(Figure dataset records)
# # # #
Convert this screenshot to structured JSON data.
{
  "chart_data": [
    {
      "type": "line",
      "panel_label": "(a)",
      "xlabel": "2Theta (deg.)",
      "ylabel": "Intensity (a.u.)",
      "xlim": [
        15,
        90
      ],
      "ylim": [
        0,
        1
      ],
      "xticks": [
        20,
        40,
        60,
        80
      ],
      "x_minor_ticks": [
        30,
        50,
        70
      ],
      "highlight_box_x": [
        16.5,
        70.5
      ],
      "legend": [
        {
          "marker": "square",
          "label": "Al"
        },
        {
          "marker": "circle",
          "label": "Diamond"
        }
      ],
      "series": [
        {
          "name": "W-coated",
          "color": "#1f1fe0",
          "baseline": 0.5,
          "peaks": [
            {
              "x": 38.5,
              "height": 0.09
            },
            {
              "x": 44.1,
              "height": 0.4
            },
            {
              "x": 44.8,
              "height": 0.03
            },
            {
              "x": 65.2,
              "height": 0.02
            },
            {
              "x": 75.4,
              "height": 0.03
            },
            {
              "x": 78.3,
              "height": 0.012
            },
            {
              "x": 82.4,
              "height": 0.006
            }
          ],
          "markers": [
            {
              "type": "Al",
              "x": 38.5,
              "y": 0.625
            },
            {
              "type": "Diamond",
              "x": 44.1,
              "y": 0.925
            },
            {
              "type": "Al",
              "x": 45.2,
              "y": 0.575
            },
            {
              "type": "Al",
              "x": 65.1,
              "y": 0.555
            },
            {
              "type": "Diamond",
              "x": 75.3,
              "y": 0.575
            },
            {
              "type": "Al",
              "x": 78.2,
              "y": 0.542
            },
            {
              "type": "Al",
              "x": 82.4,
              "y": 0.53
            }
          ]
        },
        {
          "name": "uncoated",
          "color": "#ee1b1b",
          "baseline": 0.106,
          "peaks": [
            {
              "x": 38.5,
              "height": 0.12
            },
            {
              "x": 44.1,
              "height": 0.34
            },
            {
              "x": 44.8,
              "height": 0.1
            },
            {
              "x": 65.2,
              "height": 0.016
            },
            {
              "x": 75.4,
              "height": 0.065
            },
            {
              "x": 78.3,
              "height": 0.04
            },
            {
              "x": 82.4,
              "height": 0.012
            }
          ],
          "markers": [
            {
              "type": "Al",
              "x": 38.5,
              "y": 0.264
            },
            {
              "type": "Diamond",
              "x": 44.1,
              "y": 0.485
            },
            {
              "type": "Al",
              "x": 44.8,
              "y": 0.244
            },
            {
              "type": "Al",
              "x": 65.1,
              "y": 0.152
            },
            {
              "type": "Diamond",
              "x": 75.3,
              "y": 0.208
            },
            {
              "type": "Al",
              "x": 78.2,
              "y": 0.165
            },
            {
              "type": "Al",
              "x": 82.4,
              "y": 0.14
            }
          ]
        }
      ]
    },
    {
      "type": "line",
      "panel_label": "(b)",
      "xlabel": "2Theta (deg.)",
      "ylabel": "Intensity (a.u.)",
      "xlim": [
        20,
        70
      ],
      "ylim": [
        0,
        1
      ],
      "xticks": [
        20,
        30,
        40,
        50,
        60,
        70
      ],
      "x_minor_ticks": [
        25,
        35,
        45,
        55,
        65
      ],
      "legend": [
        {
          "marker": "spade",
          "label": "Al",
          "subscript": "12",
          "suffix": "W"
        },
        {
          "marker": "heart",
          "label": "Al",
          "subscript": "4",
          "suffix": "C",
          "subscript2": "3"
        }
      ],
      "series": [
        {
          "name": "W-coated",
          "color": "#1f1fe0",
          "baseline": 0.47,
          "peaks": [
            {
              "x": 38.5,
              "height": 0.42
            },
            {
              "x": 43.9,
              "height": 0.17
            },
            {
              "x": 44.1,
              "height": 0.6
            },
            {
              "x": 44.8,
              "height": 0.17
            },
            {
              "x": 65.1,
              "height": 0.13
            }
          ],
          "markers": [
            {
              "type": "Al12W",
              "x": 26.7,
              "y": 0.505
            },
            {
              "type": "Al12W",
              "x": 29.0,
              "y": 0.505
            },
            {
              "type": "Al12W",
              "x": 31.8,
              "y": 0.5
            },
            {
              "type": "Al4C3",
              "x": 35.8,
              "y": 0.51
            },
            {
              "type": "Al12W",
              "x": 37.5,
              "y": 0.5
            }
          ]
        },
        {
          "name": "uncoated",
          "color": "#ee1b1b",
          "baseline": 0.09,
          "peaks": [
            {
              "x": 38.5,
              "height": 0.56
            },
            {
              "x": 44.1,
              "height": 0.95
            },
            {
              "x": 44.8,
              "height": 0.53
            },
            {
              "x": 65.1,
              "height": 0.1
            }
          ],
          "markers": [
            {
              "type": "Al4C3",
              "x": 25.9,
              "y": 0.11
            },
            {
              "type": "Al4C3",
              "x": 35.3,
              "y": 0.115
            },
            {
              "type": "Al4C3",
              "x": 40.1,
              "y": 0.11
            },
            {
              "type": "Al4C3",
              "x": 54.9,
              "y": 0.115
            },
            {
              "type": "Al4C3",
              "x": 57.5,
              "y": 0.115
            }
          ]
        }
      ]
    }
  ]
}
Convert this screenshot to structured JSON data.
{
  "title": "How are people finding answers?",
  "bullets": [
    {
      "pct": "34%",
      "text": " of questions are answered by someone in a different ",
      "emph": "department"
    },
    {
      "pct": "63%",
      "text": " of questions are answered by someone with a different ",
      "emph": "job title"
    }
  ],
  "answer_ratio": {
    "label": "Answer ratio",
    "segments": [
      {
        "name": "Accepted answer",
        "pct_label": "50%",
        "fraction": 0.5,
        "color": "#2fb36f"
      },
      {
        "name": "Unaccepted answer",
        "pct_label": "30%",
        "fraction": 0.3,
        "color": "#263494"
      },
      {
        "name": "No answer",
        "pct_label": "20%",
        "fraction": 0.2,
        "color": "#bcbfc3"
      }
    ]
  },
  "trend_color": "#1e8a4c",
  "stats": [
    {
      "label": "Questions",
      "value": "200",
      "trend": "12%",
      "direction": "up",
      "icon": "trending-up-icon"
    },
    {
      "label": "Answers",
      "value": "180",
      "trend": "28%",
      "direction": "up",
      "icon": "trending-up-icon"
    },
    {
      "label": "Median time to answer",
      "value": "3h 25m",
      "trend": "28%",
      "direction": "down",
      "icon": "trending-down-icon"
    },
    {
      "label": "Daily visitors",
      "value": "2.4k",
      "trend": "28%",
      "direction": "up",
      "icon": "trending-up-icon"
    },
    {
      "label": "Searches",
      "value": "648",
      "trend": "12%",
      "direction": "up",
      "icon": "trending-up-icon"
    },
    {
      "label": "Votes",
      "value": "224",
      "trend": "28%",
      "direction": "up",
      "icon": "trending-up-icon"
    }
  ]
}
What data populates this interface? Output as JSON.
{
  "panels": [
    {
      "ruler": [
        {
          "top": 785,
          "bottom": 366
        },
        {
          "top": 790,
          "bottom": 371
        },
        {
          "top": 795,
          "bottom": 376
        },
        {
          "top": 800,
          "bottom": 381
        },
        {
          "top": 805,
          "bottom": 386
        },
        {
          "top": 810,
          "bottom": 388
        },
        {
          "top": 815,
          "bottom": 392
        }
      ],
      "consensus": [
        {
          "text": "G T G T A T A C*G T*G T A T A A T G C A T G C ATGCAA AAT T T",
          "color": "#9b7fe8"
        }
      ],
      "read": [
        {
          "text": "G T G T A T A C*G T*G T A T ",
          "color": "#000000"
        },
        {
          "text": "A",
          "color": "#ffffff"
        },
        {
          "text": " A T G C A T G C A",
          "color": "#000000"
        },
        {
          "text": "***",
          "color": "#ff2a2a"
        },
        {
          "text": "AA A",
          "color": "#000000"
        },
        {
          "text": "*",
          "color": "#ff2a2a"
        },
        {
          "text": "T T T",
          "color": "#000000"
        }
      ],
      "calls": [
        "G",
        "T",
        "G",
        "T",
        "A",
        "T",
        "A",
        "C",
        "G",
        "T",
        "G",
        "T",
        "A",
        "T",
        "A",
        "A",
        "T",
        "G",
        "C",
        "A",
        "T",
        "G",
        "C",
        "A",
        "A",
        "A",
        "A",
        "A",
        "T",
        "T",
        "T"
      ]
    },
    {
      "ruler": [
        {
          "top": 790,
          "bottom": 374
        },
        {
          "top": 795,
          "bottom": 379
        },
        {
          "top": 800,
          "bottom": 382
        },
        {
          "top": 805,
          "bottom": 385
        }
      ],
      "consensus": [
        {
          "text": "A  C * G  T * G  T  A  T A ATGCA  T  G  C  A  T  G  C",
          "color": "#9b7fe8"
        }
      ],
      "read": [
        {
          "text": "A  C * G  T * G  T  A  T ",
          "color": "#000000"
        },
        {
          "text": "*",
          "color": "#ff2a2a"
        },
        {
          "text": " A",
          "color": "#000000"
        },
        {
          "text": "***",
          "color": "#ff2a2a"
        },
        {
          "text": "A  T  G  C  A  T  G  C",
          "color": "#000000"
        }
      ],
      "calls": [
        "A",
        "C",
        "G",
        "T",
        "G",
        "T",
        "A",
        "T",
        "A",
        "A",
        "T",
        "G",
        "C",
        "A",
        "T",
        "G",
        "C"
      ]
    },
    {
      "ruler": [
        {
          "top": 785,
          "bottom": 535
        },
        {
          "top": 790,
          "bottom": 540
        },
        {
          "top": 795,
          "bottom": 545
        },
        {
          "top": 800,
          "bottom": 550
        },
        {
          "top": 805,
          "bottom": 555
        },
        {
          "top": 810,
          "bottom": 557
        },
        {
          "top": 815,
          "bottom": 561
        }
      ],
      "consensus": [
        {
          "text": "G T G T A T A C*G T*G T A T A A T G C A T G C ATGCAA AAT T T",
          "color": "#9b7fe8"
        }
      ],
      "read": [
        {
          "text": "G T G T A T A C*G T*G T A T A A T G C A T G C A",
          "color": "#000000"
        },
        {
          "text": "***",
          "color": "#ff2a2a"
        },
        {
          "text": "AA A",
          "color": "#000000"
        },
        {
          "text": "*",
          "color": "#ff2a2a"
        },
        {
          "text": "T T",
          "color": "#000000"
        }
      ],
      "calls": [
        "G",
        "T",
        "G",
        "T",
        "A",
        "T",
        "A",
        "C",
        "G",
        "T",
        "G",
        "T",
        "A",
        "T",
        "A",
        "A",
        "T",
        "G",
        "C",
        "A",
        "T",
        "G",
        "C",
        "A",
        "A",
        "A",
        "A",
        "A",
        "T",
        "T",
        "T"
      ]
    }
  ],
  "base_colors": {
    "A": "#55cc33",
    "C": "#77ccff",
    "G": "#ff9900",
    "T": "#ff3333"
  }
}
# # # #
Task requirements
Within the listing above, work out how many lines contain the string "someone", and reply with that number only.

Written reply
2